**Exercise brief**
Reproduce each line exactly.

**Stored data**

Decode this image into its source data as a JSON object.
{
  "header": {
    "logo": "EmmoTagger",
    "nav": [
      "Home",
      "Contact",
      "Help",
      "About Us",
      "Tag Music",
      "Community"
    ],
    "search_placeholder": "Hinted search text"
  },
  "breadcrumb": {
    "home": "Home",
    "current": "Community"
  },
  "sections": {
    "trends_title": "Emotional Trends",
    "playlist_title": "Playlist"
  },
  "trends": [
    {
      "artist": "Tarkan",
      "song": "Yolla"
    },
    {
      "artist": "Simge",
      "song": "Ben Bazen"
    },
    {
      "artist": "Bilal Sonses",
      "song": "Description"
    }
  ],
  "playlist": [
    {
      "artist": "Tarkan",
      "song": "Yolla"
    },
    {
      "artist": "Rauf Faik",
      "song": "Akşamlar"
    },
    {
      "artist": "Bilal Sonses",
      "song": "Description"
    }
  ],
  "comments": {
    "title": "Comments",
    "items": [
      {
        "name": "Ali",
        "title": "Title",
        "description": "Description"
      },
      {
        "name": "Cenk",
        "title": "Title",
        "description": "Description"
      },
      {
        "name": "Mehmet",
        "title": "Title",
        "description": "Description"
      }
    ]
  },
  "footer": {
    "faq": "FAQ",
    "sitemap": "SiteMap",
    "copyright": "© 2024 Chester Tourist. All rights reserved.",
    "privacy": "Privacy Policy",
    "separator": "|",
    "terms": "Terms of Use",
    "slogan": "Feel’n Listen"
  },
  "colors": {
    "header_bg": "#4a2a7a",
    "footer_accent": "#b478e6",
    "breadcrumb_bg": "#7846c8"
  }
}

**Task output**
Decode this image into its source data as a JSON object.
{
  "header": {
    "logo": "EmmoTagger",
    "nav": [
      "Home",
      "Contact",
      "Help",
      "About Us",
      "Tag Music",
      "Community"
    ],
    "search_placeholder": "Hinted search text"
  },
  "breadcrumb": {
    "home": "Home",
    "current": "Community"
  },
  "sections": {
    "trends_title": "Emotional Trends",
    "playlist_title": "Playlist"
  },
  "trends": [
    {
      "artist": "Tarkan",
      "song": "Yolla"
    },
    {
      "artist": "Simge",
      "song": "Ben Bazen"
    },
    {
      "artist": "Bilal Sonses",
      "song": "Description"
    }
  ],
  "playlist": [
    {
      "artist": "Tarkan",
      "song": "Yolla"
    },
    {
      "artist": "Rauf Faik",
      "song": "Akşamlar"
    },
    {
      "artist": "Bilal Sonses",
      "song": "Description"
    }
  ],
  "comments": {
    "title": "Comments",
    "items": [
      {
        "name": "Ali",
        "title": "Title",
        "description": "Description"
      },
      {
        "name": "Cenk",
        "title": "Title",
        "description": "Description"
      },
      {
        "name": "Mehmet",
        "title": "Title",
        "description": "Description"
      }
    ]
  },
  "footer": {
    "faq": "FAQ",
    "sitemap": "SiteMap",
    "copyright": "© 2024 Chester Tourist. All rights reserved.",
    "privacy": "Privacy Policy",
    "separator": "|",
    "terms": "Terms of Use",
    "slogan": "Feel’n Listen"
  },
  "colors": {
    "header_bg": "#4a2a7a",
    "footer_accent": "#b478e6",
    "breadcrumb_bg": "#7846c8"
  }
}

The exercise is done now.